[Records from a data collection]
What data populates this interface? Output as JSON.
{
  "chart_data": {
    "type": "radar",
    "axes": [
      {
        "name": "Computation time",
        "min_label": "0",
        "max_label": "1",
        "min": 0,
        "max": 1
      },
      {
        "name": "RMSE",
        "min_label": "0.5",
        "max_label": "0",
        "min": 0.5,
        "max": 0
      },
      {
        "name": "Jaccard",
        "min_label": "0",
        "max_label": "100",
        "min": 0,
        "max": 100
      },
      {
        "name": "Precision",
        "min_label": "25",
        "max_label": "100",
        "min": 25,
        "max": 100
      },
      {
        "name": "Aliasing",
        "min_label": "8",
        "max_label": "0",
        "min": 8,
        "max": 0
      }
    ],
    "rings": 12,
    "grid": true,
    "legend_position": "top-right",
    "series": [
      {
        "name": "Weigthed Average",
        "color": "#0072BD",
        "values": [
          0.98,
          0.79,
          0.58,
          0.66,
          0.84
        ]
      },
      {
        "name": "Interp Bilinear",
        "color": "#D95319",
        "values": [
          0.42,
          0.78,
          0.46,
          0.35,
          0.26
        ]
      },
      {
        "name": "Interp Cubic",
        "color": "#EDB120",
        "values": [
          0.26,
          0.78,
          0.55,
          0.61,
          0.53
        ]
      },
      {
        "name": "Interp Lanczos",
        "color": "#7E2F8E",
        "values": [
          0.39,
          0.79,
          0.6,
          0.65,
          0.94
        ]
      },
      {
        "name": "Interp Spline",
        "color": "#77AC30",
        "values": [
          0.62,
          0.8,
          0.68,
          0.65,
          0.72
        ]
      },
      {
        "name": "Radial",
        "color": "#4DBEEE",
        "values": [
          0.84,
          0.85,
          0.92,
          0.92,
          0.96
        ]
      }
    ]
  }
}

> _Challenge_:
Transcribe all lines as written.

> _Reply_:
What data populates this interface? Output as JSON.
{
  "chart_data": {
    "type": "radar",
    "axes": [
      {
        "name": "Computation time",
        "min_label": "0",
        "max_label": "1",
        "min": 0,
        "max": 1
      },
      {
        "name": "RMSE",
        "min_label": "0.5",
        "max_label": "0",
        "min": 0.5,
        "max": 0
      },
      {
        "name": "Jaccard",
        "min_label": "0",
        "max_label": "100",
        "min": 0,
        "max": 100
      },
      {
        "name": "Precision",
        "min_label": "25",
        "max_label": "100",
        "min": 25,
        "max": 100
      },
      {
        "name": "Aliasing",
        "min_label": "8",
        "max_label": "0",
        "min": 8,
        "max": 0
      }
    ],
    "rings": 12,
    "grid": true,
    "legend_position": "top-right",
    "series": [
      {
        "name": "Weigthed Average",
        "color": "#0072BD",
        "values": [
          0.98,
          0.79,
          0.58,
          0.66,
          0.84
        ]
      },
      {
        "name": "Interp Bilinear",
        "color": "#D95319",
        "values": [
          0.42,
          0.78,
          0.46,
          0.35,
          0.26
        ]
      },
      {
        "name": "Interp Cubic",
        "color": "#EDB120",
        "values": [
          0.26,
          0.78,
          0.55,
          0.61,
          0.53
        ]
      },
      {
        "name": "Interp Lanczos",
        "color": "#7E2F8E",
        "values": [
          0.39,
          0.79,
          0.6,
          0.65,
          0.94
        ]
      },
      {
        "name": "Interp Spline",
        "color": "#77AC30",
        "values": [
          0.62,
          0.8,
          0.68,
          0.65,
          0.72
        ]
      },
      {
        "name": "Radial",
        "color": "#4DBEEE",
        "values": [
          0.84,
          0.85,
          0.92,
          0.92,
          0.96
        ]
      }
    ]
  }
}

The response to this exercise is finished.